### DIRECTIONS
Search the listing below for the string "İSTATİSTİKLERLE" and show each line that contains it.

### RECORDS PROVIDED
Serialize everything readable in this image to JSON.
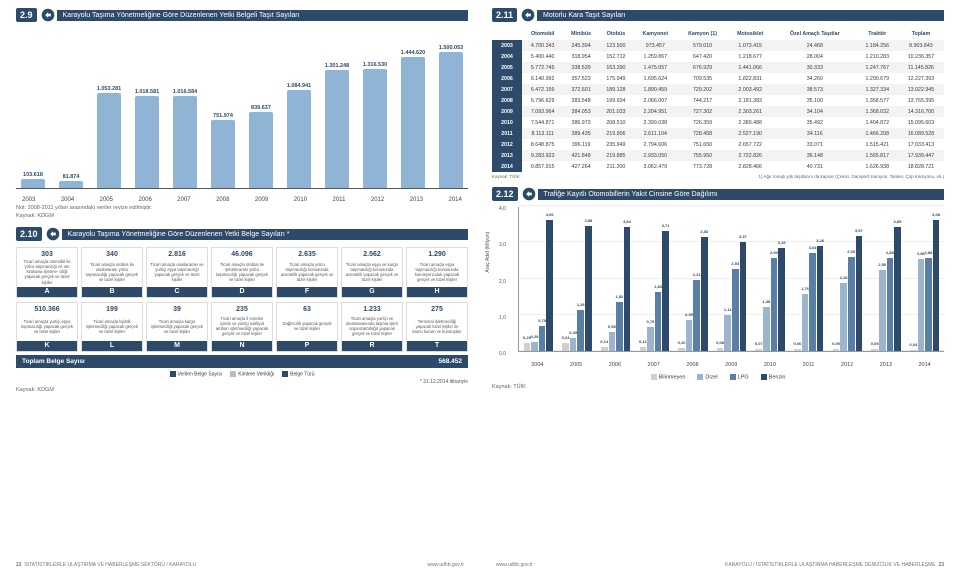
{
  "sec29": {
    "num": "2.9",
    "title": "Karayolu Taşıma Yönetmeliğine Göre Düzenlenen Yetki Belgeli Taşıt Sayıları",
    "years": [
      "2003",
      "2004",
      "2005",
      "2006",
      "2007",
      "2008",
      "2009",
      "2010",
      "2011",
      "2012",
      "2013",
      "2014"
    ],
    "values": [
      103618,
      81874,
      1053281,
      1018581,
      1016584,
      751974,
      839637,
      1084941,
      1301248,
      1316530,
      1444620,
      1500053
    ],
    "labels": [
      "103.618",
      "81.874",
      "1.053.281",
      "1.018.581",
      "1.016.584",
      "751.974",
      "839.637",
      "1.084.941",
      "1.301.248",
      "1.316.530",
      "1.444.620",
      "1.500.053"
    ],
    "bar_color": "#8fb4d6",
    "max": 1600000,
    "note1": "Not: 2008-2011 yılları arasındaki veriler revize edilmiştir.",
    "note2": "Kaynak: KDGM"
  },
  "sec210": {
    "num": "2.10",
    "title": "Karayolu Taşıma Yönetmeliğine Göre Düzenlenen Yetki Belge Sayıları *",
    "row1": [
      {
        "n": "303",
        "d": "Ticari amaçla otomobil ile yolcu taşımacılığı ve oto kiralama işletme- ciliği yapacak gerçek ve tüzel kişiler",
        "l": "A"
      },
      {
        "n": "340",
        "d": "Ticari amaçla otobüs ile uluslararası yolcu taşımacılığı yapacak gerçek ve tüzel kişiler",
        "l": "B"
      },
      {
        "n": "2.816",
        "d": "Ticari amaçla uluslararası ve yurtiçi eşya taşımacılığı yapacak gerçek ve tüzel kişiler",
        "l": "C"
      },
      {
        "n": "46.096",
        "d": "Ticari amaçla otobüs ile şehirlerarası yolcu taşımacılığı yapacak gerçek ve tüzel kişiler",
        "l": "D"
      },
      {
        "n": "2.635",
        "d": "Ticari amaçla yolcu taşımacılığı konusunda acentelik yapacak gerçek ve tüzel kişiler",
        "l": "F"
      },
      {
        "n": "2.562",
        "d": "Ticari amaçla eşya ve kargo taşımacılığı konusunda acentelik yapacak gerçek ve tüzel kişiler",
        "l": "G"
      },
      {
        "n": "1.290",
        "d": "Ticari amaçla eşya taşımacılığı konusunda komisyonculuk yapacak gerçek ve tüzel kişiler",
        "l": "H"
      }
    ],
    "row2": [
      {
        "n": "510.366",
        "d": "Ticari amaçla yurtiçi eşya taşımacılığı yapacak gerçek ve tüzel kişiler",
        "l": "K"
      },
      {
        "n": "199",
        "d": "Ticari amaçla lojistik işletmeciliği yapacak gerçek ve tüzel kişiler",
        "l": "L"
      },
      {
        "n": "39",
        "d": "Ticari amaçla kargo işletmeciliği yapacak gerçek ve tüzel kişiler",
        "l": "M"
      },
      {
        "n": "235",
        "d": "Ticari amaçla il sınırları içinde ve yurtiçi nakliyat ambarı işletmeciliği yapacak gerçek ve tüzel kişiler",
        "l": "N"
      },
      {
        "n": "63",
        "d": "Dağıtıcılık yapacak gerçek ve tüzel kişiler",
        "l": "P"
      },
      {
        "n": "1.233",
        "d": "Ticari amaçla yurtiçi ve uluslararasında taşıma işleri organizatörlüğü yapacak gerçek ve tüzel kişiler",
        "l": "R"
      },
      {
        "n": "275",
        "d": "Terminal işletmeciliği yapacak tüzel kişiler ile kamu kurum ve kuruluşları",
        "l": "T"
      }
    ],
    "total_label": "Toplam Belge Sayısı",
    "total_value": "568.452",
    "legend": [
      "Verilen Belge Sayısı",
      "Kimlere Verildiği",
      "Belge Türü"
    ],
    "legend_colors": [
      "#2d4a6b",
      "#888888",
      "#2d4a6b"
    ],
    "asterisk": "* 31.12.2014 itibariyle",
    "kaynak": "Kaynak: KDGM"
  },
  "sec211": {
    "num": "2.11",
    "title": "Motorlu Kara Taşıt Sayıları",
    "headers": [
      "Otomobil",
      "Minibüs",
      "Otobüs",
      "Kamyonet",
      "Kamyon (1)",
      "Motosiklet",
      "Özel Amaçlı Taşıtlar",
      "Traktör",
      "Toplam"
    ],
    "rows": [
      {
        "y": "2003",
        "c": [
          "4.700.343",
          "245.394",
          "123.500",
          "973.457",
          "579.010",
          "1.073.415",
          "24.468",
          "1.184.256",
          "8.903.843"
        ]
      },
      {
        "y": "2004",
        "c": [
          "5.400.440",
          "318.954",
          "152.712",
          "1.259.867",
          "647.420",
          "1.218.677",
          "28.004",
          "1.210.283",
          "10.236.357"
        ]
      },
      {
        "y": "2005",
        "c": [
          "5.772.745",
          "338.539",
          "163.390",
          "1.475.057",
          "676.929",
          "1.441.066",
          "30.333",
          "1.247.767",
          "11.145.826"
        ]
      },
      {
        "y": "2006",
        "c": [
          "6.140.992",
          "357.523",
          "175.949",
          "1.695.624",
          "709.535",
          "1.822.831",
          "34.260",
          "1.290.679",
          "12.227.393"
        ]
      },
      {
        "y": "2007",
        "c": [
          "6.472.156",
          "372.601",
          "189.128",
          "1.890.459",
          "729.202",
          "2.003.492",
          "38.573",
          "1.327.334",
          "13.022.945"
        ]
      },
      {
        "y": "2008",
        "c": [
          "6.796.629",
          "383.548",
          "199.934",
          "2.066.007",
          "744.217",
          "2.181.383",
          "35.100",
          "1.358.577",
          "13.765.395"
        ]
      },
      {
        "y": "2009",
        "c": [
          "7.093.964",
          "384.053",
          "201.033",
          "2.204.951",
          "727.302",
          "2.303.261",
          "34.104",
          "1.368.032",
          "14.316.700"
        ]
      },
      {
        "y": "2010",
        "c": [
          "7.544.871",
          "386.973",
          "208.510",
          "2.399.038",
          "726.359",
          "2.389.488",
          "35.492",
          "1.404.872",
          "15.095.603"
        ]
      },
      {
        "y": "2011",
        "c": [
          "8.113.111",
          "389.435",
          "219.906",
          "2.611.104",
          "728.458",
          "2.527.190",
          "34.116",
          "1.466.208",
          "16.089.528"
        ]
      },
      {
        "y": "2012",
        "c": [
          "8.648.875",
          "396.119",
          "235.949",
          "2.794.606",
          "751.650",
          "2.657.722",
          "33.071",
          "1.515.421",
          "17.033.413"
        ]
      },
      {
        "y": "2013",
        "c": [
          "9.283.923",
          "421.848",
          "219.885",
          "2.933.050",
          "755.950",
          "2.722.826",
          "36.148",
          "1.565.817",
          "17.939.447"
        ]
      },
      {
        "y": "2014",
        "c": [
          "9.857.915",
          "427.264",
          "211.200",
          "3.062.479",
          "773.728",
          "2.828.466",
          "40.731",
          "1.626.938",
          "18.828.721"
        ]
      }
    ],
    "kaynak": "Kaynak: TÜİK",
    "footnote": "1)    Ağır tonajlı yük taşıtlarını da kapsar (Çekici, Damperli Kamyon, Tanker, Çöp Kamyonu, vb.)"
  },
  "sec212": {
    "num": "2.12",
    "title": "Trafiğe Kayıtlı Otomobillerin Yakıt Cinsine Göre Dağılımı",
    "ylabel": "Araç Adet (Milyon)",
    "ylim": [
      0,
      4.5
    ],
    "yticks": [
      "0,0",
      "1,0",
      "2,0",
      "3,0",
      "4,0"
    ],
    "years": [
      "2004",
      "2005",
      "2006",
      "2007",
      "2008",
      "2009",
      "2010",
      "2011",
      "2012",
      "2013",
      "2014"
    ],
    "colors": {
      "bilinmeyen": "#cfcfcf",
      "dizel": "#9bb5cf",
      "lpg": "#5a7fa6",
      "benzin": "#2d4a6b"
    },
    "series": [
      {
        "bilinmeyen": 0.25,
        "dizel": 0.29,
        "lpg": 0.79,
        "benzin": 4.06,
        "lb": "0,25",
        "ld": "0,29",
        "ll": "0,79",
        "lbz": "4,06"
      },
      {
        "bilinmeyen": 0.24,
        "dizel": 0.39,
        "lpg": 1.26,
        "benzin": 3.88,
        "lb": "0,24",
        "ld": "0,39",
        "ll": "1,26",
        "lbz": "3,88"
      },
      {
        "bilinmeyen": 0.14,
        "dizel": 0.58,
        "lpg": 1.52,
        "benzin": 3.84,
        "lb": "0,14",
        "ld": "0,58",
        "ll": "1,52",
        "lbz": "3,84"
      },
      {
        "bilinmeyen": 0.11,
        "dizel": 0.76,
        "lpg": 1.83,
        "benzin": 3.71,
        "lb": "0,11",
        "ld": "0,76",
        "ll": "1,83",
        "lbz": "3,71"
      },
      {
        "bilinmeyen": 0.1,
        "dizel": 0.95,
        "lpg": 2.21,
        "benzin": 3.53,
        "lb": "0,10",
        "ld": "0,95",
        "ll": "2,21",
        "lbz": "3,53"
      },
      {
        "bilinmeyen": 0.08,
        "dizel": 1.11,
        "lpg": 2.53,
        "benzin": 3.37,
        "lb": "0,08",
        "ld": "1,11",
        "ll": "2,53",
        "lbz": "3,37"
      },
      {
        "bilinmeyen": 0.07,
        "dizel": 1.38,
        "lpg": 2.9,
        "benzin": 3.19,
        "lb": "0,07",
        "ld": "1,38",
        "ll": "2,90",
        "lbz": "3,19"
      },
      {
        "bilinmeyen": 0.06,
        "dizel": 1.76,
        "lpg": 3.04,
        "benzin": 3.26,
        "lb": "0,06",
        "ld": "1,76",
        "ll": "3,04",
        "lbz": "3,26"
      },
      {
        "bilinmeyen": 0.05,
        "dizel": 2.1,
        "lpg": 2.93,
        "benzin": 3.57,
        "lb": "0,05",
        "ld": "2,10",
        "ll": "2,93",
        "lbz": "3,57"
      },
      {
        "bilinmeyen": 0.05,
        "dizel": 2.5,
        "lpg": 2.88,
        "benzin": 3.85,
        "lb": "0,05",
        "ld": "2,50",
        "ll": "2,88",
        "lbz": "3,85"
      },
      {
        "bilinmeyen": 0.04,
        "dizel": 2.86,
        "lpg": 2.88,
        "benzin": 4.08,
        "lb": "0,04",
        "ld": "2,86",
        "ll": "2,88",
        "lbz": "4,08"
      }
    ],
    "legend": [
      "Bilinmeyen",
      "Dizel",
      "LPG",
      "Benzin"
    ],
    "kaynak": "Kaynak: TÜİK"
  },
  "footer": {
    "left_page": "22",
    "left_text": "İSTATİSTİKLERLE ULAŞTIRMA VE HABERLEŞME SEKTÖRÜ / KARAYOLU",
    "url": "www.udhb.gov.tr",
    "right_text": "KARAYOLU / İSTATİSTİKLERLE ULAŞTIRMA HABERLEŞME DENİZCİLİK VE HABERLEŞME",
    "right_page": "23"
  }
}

---

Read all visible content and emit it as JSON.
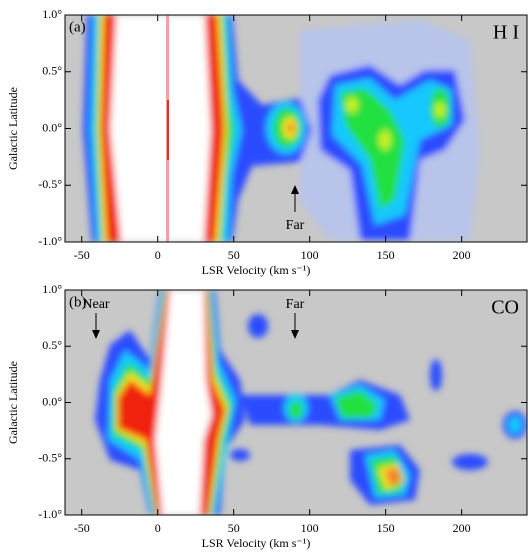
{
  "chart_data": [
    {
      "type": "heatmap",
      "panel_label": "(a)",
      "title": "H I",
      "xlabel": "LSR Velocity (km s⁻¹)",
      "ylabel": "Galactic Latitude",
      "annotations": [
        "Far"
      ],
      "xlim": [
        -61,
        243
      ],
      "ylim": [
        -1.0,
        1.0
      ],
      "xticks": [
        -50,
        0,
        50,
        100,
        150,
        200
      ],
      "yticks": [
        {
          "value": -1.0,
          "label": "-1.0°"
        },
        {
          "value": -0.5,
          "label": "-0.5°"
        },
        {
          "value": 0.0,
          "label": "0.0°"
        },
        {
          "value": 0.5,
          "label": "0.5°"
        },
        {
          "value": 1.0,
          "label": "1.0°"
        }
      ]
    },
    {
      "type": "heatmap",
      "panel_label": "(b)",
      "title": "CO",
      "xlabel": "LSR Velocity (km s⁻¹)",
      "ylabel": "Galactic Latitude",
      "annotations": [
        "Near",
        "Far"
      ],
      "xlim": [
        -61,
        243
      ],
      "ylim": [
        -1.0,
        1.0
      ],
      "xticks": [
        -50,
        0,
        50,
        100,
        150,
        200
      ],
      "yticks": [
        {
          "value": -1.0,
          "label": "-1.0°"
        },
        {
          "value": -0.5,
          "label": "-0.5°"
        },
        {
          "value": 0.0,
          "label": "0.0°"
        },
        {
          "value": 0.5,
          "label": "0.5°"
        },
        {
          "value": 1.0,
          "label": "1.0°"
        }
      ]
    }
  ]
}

* * *

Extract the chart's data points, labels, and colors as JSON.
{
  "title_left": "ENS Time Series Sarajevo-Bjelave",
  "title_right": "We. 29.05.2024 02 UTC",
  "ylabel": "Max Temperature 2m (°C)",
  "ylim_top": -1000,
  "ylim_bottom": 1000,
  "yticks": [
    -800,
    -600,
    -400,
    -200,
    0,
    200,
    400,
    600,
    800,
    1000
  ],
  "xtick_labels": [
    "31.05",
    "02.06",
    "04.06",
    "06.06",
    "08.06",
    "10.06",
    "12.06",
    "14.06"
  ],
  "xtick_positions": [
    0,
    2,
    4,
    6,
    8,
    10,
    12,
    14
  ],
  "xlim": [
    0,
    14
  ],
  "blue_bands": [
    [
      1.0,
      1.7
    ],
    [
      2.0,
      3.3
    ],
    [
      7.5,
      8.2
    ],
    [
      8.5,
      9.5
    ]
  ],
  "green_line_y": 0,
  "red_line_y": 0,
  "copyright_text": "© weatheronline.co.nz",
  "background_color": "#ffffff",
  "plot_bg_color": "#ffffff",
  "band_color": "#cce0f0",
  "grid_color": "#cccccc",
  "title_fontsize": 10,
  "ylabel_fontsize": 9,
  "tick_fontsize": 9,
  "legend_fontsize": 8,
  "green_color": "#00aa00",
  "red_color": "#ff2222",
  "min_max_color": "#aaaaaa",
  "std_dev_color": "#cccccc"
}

### TASK SOLUTION
    "left_text": "İSTATİSTİKLERLE ULAŞTIRMA VE HABERLEŞME SEKTÖRÜ / KARAYOLU",
    "right_text": "KARAYOLU / İSTATİSTİKLERLE ULAŞTIRMA HABERLEŞME DENİZCİLİK VE HABERLEŞME",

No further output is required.